=== LISTING ===

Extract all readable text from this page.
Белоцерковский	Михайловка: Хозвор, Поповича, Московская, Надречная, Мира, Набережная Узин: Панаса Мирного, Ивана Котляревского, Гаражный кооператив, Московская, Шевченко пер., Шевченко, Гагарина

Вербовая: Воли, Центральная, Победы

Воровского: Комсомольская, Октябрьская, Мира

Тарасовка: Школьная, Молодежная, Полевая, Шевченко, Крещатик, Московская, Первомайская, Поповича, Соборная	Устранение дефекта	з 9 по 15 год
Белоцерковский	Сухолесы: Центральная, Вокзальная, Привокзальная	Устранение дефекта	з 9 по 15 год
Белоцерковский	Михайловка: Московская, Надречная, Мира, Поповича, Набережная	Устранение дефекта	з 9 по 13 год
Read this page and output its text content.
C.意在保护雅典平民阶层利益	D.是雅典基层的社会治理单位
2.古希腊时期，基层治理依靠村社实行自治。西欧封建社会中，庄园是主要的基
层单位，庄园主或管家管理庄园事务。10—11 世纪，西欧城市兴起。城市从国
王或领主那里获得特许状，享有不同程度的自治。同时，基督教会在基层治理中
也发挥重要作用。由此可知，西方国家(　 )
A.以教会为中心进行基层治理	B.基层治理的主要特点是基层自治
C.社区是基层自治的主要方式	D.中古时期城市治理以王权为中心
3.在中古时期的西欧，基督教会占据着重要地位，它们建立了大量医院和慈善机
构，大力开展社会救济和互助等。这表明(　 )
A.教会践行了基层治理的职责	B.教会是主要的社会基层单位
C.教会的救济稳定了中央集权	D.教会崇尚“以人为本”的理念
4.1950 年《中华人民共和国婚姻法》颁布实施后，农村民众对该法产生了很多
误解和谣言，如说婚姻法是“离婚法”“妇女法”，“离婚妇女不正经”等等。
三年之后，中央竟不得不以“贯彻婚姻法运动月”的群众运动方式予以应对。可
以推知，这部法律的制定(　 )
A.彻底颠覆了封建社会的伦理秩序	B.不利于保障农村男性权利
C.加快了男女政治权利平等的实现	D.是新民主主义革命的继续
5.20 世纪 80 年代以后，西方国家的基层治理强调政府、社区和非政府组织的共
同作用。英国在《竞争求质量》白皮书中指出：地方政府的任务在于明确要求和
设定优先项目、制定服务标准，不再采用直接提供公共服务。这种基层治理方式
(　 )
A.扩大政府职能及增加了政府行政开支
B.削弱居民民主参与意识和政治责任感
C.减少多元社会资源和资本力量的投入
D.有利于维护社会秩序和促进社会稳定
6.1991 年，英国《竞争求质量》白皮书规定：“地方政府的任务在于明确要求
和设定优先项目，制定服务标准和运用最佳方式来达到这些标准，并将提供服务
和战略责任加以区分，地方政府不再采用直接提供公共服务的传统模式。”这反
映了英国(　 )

===

■ PROBLEM STATEMENT: Check each line of the entries above for the word "Московская". List the ones that have it.

■ WORKED SOLUTION:
Белоцерковский	Михайловка: Хозвор, Поповича, Московская, Надречная, Мира, Набережная Узин: Панаса Мирного, Ивана Котляревского, Гаражный кооператив, Московская, Шевченко пер., Шевченко, Гагарина
Тарасовка: Школьная, Молодежная, Полевая, Шевченко, Крещатик, Московская, Первомайская, Поповича, Соборная	Устранение дефекта	з 9 по 15 год
Белоцерковский	Михайловка: Московская, Надречная, Мира, Поповича, Набережная	Устранение дефекта	з 9 по 13 год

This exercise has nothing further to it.